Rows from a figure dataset

----

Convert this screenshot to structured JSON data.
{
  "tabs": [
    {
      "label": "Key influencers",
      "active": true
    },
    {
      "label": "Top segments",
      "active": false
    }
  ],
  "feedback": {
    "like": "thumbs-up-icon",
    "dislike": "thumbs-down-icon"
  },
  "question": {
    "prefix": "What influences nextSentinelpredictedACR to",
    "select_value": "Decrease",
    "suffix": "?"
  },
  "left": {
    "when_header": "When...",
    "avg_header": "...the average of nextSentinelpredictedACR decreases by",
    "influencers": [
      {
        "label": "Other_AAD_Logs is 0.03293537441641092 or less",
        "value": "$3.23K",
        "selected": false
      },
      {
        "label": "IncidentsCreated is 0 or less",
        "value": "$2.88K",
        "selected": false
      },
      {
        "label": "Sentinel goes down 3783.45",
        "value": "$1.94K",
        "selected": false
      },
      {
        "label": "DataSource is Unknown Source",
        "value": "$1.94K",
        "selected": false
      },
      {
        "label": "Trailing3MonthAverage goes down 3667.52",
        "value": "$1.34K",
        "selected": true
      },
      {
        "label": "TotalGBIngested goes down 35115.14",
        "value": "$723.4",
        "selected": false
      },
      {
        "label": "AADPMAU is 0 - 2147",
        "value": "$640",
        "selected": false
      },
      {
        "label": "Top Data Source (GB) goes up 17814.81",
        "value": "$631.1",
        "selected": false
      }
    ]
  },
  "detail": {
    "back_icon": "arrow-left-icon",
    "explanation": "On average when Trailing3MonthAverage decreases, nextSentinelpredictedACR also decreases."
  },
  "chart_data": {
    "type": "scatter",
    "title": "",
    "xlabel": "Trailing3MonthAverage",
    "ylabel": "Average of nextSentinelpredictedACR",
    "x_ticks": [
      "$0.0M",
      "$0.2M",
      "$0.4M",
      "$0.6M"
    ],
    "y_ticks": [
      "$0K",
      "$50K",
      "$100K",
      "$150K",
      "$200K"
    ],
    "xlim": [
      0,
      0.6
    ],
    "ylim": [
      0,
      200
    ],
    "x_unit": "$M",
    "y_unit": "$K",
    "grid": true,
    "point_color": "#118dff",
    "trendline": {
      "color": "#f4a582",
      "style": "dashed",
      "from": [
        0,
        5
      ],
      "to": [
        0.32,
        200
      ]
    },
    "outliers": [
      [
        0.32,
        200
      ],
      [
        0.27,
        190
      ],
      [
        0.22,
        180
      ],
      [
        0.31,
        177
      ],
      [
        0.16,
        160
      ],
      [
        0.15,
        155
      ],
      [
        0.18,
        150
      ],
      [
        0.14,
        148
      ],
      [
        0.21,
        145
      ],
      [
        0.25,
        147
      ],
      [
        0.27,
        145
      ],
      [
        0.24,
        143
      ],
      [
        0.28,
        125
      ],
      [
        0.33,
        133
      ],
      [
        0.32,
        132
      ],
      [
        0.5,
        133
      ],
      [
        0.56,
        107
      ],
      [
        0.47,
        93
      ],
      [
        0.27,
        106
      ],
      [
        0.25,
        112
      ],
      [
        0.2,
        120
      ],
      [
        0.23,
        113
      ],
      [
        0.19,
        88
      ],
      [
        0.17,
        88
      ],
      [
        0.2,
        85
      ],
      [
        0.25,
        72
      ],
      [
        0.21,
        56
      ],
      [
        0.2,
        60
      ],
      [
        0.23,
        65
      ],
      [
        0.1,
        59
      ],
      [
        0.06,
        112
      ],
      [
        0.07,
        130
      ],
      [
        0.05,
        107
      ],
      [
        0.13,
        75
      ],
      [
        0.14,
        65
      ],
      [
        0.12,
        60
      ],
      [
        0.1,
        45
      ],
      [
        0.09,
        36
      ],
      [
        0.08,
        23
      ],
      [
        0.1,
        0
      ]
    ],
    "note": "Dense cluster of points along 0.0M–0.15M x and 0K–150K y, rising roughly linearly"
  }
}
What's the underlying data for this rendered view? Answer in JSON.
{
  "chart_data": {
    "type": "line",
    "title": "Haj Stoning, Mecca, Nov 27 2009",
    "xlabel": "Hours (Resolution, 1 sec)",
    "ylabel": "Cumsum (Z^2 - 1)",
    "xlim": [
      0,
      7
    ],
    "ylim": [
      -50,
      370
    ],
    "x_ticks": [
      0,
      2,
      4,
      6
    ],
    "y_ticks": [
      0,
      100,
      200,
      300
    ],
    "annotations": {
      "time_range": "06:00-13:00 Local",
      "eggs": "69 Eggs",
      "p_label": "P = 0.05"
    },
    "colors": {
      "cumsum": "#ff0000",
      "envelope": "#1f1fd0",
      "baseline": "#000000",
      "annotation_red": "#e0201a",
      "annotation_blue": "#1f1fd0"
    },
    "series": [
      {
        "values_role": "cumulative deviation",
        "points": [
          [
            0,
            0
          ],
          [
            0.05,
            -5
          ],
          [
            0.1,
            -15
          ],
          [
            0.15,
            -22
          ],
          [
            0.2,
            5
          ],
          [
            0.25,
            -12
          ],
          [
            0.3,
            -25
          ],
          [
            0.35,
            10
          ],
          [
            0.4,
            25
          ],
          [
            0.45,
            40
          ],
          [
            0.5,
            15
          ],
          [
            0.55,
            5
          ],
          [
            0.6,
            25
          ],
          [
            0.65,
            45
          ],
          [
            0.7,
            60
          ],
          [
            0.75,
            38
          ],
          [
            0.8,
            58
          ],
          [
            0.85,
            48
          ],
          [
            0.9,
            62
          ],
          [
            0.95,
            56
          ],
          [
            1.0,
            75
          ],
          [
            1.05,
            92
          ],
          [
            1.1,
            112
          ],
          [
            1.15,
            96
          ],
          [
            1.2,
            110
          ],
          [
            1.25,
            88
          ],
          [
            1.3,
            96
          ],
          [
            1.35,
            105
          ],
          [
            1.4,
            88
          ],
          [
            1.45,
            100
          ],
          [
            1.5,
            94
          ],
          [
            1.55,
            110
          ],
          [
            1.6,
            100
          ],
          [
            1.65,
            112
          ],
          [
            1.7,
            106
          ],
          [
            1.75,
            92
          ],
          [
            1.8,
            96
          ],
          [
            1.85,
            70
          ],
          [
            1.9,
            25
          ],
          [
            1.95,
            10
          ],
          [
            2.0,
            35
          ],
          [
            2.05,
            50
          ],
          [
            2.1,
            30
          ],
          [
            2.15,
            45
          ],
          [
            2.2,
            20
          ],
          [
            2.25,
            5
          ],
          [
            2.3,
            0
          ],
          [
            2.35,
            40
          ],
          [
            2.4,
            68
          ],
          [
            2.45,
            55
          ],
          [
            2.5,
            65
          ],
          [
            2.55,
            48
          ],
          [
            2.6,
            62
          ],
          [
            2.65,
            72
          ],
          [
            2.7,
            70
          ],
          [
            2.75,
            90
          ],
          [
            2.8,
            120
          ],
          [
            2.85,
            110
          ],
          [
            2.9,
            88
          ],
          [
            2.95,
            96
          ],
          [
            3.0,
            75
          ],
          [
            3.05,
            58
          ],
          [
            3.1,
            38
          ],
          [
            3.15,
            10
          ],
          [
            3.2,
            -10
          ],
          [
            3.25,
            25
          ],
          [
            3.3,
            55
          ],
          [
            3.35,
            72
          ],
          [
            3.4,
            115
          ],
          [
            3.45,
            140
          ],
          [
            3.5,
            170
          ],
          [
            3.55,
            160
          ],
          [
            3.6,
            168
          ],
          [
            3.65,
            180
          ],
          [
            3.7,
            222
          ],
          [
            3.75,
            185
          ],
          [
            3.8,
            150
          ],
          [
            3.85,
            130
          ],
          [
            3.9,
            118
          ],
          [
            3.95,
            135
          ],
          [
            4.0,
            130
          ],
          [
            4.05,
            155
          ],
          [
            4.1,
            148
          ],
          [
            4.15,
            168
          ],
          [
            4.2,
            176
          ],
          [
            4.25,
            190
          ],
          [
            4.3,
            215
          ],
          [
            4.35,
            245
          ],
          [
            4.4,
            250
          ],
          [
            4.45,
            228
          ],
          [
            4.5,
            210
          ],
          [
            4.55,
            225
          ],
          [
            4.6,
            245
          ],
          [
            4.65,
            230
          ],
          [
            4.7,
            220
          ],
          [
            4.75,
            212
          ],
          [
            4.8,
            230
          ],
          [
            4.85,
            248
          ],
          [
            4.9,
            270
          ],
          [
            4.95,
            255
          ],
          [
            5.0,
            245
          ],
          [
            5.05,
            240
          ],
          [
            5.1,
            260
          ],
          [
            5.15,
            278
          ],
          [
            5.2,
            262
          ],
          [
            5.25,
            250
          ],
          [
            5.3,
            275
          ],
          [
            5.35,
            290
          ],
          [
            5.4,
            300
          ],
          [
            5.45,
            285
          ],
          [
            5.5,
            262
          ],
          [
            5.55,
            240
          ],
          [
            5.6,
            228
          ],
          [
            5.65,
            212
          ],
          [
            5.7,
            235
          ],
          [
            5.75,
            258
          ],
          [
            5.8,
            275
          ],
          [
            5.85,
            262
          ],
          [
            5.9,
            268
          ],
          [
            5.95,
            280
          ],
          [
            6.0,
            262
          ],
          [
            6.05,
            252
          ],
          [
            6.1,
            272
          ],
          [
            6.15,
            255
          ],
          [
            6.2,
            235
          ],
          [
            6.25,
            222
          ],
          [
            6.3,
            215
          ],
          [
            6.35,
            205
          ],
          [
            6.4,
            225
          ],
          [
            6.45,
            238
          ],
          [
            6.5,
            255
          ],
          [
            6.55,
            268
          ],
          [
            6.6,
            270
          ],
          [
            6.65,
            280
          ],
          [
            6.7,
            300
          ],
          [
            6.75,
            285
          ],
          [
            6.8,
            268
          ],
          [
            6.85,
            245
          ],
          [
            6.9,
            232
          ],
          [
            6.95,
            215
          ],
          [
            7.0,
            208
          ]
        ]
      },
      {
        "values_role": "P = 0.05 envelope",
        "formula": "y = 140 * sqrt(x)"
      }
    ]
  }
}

----

* THE REQUEST
Show each line of the listing that holds the string "down".

* OUTPUT BELOW
    "dislike": "thumbs-down-icon"
        "label": "Sentinel goes down 3783.45",
        "label": "Trailing3MonthAverage goes down 3667.52",
        "label": "TotalGBIngested goes down 35115.14",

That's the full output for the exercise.